**Brief**
Reproduce every entry below precisely; do not include the pictures.

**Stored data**
....................
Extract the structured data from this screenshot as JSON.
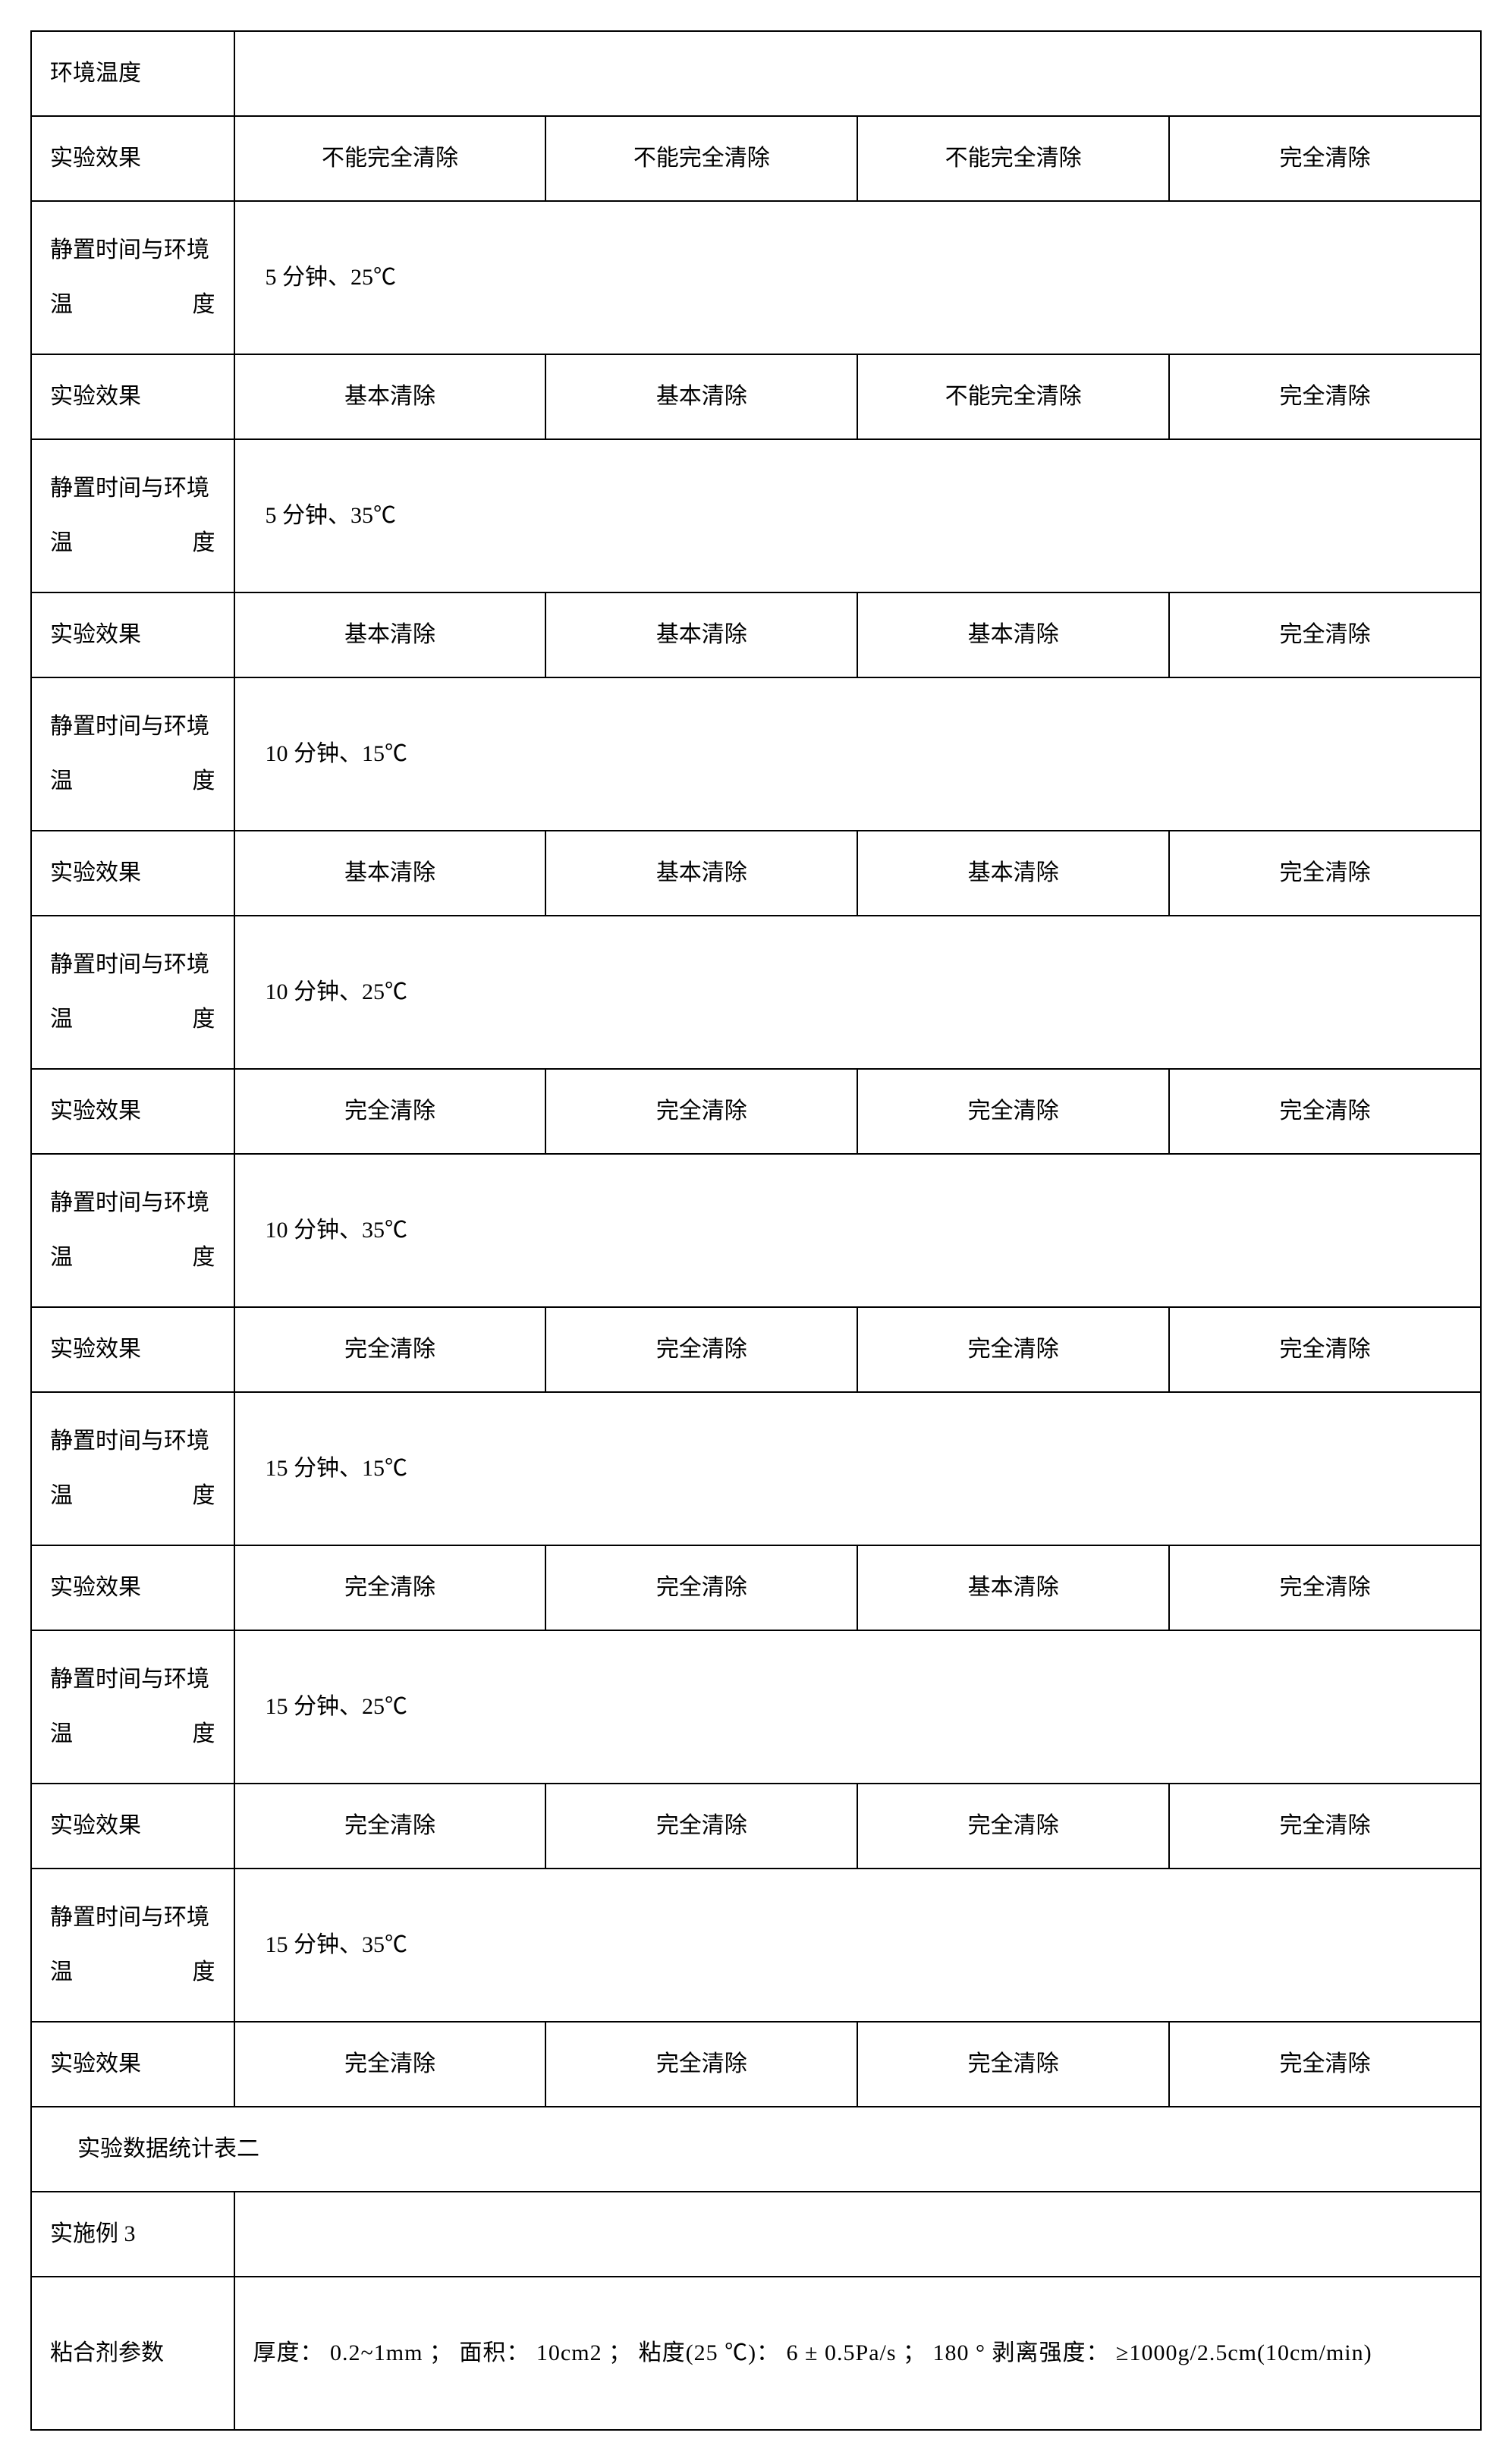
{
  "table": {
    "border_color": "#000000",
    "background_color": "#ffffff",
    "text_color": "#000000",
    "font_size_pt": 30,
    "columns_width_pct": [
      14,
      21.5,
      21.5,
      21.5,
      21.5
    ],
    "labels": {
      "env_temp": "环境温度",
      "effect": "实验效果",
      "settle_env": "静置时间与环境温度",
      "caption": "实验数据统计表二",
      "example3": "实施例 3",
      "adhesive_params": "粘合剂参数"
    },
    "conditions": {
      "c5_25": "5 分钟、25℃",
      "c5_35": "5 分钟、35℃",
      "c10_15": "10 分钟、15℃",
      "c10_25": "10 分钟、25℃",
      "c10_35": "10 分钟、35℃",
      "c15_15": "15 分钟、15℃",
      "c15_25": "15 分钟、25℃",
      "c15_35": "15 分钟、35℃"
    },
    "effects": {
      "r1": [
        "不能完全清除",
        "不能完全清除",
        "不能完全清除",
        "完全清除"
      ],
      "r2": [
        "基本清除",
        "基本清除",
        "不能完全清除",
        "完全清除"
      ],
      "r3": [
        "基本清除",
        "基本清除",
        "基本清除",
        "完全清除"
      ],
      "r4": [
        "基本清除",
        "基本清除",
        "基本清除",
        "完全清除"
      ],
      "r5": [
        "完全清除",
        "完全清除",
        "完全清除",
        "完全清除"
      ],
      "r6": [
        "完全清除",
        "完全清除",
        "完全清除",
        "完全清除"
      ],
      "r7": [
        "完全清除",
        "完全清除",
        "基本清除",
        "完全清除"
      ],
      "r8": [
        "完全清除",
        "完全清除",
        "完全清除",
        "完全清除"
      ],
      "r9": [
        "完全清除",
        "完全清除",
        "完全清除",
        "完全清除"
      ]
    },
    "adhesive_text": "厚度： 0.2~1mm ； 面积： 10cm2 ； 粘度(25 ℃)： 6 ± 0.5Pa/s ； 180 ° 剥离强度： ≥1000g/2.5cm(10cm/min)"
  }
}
....................
**Answer**
Extract the structured data from this screenshot as JSON.
{
  "table": {
    "border_color": "#000000",
    "background_color": "#ffffff",
    "text_color": "#000000",
    "font_size_pt": 30,
    "columns_width_pct": [
      14,
      21.5,
      21.5,
      21.5,
      21.5
    ],
    "labels": {
      "env_temp": "环境温度",
      "effect": "实验效果",
      "settle_env": "静置时间与环境温度",
      "caption": "实验数据统计表二",
      "example3": "实施例 3",
      "adhesive_params": "粘合剂参数"
    },
    "conditions": {
      "c5_25": "5 分钟、25℃",
      "c5_35": "5 分钟、35℃",
      "c10_15": "10 分钟、15℃",
      "c10_25": "10 分钟、25℃",
      "c10_35": "10 分钟、35℃",
      "c15_15": "15 分钟、15℃",
      "c15_25": "15 分钟、25℃",
      "c15_35": "15 分钟、35℃"
    },
    "effects": {
      "r1": [
        "不能完全清除",
        "不能完全清除",
        "不能完全清除",
        "完全清除"
      ],
      "r2": [
        "基本清除",
        "基本清除",
        "不能完全清除",
        "完全清除"
      ],
      "r3": [
        "基本清除",
        "基本清除",
        "基本清除",
        "完全清除"
      ],
      "r4": [
        "基本清除",
        "基本清除",
        "基本清除",
        "完全清除"
      ],
      "r5": [
        "完全清除",
        "完全清除",
        "完全清除",
        "完全清除"
      ],
      "r6": [
        "完全清除",
        "完全清除",
        "完全清除",
        "完全清除"
      ],
      "r7": [
        "完全清除",
        "完全清除",
        "基本清除",
        "完全清除"
      ],
      "r8": [
        "完全清除",
        "完全清除",
        "完全清除",
        "完全清除"
      ],
      "r9": [
        "完全清除",
        "完全清除",
        "完全清除",
        "完全清除"
      ]
    },
    "adhesive_text": "厚度： 0.2~1mm ； 面积： 10cm2 ； 粘度(25 ℃)： 6 ± 0.5Pa/s ； 180 ° 剥离强度： ≥1000g/2.5cm(10cm/min)"
  }
}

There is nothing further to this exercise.